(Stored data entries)

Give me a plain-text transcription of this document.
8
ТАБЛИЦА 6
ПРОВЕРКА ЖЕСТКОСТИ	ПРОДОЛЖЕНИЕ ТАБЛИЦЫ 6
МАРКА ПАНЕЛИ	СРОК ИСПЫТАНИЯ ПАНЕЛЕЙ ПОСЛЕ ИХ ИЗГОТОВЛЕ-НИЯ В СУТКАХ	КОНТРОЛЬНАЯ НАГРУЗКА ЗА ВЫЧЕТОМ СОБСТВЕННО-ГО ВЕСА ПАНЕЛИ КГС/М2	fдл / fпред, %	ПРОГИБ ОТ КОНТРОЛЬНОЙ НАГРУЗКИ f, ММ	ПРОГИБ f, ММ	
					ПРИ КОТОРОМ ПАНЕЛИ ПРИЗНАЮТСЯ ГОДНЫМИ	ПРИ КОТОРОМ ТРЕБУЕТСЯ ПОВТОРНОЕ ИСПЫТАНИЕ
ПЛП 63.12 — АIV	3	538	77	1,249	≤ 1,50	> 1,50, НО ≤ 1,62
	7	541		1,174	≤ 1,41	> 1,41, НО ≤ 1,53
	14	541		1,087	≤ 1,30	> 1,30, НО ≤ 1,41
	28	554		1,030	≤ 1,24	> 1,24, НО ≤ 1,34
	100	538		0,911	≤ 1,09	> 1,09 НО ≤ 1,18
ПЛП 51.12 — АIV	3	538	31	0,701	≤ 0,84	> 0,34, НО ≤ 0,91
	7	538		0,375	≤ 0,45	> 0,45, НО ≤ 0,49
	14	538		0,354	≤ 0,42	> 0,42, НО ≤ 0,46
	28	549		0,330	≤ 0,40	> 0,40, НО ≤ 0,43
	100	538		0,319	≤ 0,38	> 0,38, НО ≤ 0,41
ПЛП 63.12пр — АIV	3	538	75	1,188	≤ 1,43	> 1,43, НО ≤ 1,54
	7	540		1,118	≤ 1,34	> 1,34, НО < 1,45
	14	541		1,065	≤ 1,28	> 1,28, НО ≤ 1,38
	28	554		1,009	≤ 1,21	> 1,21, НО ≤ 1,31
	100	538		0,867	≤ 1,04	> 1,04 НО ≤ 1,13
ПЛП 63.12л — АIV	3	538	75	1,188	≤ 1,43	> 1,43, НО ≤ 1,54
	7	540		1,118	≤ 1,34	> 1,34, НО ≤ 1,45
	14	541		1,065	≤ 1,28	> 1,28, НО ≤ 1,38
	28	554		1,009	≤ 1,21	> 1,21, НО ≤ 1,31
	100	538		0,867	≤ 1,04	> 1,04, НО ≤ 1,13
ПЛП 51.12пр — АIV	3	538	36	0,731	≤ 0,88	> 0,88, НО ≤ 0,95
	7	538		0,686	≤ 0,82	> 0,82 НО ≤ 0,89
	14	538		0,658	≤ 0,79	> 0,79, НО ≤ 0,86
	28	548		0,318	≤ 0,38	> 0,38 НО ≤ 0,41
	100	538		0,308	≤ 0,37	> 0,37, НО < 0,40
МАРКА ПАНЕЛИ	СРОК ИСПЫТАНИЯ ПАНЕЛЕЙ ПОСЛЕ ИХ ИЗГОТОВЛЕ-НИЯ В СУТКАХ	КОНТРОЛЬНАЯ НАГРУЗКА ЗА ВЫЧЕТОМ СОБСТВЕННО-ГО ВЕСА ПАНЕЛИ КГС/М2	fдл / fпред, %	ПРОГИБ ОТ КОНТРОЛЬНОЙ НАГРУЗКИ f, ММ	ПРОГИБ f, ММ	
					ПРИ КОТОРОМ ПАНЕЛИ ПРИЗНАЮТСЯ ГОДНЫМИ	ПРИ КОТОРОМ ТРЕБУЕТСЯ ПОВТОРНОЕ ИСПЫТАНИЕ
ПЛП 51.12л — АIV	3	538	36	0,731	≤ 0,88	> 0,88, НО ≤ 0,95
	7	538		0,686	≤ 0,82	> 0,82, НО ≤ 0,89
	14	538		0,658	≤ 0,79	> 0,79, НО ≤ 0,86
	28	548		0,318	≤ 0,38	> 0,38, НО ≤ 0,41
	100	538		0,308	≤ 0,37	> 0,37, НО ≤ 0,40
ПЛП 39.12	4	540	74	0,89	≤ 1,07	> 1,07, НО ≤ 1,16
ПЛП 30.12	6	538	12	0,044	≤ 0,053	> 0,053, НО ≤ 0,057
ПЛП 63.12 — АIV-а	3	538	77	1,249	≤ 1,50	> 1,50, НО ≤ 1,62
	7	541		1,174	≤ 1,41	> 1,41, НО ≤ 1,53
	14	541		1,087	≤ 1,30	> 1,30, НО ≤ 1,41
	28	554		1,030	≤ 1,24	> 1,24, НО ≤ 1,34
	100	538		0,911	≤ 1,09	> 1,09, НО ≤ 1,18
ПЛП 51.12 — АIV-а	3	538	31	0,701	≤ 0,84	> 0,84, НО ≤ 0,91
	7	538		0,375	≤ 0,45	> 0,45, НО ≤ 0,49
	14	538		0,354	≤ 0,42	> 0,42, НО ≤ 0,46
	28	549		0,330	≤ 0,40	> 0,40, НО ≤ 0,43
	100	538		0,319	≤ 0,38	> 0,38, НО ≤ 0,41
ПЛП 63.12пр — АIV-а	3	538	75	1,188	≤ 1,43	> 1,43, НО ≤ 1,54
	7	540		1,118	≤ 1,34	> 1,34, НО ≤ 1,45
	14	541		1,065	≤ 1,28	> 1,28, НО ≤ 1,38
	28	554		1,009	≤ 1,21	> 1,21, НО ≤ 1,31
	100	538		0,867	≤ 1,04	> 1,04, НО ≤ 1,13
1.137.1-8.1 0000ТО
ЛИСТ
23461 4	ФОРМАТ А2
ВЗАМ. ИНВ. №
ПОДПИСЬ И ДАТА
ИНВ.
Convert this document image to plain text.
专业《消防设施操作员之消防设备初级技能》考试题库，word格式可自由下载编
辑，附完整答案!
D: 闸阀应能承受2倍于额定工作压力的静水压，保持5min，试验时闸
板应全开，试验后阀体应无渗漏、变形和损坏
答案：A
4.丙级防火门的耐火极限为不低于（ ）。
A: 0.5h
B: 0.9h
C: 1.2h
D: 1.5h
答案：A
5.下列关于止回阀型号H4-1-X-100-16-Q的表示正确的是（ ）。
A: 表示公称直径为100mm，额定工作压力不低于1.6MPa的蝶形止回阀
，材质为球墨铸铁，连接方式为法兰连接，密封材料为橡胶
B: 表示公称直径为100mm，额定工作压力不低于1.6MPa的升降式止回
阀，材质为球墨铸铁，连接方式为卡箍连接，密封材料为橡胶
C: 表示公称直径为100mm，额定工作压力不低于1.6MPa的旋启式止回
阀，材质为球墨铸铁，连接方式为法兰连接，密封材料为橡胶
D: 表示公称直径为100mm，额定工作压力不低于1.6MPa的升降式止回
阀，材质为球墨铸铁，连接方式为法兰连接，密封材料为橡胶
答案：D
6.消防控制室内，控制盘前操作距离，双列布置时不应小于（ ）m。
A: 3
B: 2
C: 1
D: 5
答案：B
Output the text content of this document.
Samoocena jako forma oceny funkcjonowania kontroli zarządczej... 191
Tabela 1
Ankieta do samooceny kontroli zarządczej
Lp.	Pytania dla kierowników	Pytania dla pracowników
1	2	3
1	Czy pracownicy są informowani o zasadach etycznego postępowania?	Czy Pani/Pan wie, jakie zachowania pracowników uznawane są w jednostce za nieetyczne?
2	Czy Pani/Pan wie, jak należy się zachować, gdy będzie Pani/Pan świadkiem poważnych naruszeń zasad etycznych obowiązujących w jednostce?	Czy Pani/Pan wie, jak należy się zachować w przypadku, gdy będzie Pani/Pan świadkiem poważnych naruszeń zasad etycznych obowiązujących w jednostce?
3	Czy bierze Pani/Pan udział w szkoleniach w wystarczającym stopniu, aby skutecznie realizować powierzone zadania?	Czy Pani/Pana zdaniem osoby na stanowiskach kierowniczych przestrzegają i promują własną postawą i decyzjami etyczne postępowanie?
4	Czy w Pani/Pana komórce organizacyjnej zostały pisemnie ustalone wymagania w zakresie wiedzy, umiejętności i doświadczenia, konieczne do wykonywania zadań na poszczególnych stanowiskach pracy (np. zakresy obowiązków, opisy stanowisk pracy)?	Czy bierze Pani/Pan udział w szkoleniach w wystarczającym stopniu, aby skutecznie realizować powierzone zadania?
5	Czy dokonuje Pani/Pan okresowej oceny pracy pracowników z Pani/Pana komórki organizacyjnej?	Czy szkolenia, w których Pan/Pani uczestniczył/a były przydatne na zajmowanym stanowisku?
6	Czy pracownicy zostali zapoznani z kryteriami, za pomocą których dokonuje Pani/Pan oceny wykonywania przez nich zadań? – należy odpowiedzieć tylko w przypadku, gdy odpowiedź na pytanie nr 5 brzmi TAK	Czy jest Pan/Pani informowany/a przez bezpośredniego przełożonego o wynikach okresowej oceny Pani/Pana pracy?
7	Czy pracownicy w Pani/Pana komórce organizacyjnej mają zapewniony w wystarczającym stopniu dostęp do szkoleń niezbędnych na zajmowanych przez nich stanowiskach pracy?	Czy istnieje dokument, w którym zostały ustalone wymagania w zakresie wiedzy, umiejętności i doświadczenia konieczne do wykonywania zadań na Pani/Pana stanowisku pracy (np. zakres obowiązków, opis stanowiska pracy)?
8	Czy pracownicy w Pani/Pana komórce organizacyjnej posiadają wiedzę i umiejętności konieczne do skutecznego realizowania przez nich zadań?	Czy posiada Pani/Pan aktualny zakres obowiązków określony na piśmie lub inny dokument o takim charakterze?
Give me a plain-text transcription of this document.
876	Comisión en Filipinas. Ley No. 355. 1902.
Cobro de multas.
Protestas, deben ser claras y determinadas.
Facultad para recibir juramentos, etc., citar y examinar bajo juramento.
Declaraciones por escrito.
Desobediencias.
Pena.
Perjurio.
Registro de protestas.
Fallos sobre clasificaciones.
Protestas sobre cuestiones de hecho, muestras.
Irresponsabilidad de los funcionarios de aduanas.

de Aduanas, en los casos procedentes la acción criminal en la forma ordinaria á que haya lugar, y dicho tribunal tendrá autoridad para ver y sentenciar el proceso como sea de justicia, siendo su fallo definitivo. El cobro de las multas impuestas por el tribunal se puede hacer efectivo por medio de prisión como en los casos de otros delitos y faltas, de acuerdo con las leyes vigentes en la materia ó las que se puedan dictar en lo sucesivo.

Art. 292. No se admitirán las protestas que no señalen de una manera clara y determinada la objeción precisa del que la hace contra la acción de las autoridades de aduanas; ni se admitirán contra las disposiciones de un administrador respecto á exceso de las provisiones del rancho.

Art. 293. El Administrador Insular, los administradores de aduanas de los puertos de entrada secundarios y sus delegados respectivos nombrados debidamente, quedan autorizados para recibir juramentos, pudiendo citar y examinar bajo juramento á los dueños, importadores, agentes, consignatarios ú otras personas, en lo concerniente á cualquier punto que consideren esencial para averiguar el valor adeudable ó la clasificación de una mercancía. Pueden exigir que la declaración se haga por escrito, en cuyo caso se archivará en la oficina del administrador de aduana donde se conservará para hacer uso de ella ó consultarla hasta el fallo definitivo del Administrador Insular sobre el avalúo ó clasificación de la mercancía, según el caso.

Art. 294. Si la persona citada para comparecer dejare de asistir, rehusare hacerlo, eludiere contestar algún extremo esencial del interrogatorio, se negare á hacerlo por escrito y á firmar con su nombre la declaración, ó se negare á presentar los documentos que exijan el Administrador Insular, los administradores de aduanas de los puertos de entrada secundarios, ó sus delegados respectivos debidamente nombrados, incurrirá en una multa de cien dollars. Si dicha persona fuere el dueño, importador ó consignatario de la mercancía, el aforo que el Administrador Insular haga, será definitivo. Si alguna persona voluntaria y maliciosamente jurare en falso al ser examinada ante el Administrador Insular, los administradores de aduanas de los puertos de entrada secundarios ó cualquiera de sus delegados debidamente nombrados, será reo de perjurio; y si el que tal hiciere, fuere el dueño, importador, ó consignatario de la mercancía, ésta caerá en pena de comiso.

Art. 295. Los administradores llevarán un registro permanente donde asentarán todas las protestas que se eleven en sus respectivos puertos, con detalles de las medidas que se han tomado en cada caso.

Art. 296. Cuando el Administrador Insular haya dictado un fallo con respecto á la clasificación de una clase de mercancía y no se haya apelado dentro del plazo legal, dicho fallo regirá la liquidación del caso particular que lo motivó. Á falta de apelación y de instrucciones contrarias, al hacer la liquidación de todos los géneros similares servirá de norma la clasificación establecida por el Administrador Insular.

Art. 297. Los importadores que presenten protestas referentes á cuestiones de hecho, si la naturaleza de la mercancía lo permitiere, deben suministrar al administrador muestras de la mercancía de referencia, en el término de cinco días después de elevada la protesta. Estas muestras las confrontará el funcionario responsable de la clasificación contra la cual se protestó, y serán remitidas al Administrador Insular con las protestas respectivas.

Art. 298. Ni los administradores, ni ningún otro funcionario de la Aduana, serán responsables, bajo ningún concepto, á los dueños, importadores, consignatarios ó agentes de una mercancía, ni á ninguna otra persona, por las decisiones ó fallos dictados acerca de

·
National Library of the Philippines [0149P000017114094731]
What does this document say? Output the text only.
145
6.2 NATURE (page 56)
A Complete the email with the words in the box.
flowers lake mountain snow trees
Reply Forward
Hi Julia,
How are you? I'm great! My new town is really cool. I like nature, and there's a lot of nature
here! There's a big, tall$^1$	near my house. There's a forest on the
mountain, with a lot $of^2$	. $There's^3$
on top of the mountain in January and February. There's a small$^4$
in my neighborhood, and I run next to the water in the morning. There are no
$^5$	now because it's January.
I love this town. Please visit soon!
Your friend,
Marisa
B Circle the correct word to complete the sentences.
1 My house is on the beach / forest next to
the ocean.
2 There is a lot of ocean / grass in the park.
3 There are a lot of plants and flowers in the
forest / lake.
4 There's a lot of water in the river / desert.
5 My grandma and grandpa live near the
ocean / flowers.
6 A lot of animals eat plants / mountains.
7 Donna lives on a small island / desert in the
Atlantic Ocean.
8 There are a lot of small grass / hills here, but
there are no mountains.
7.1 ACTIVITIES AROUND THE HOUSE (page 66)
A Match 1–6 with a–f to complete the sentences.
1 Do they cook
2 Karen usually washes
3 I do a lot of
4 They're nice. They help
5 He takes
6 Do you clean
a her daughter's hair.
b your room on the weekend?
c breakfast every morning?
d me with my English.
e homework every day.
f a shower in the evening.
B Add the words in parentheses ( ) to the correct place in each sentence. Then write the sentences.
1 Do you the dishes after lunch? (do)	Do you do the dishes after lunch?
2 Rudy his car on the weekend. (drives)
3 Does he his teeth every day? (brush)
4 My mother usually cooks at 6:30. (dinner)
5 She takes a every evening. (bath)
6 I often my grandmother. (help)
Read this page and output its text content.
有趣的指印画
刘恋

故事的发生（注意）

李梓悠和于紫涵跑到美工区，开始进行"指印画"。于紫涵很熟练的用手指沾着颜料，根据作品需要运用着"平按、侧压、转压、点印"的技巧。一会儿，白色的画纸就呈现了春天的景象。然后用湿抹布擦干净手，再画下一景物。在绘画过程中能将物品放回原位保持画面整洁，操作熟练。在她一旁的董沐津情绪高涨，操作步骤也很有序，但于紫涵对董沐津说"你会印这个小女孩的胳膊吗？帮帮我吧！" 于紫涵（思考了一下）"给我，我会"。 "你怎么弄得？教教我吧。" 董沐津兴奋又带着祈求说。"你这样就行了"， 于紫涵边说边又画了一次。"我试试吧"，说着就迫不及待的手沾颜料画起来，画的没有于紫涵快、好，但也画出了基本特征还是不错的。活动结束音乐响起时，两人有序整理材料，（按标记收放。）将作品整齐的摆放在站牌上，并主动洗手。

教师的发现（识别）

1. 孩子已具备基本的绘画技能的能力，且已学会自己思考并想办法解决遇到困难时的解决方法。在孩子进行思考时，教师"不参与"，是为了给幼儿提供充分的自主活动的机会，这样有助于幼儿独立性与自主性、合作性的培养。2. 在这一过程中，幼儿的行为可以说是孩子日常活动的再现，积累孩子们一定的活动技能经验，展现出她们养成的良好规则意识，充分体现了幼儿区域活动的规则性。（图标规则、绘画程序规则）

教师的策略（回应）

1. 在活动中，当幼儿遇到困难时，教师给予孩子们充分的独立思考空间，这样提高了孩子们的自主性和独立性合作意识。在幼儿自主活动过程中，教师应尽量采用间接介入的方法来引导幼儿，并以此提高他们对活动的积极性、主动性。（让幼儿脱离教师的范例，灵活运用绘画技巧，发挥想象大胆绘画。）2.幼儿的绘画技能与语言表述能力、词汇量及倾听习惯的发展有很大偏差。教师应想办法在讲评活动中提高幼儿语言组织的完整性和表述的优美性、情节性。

TO BE DONE
Pick out the lines above that hold the string "powierzone" and show them.

FINISHED TASK
3	Czy bierze Pani/Pan udział w szkoleniach w wystarczającym stopniu, aby skutecznie realizować powierzone zadania?	Czy Pani/Pana zdaniem osoby na stanowiskach kierowniczych przestrzegają i promują własną postawą i decyzjami etyczne postępowanie?
4	Czy w Pani/Pana komórce organizacyjnej zostały pisemnie ustalone wymagania w zakresie wiedzy, umiejętności i doświadczenia, konieczne do wykonywania zadań na poszczególnych stanowiskach pracy (np. zakresy obowiązków, opisy stanowisk pracy)?	Czy bierze Pani/Pan udział w szkoleniach w wystarczającym stopniu, aby skutecznie realizować powierzone zadania?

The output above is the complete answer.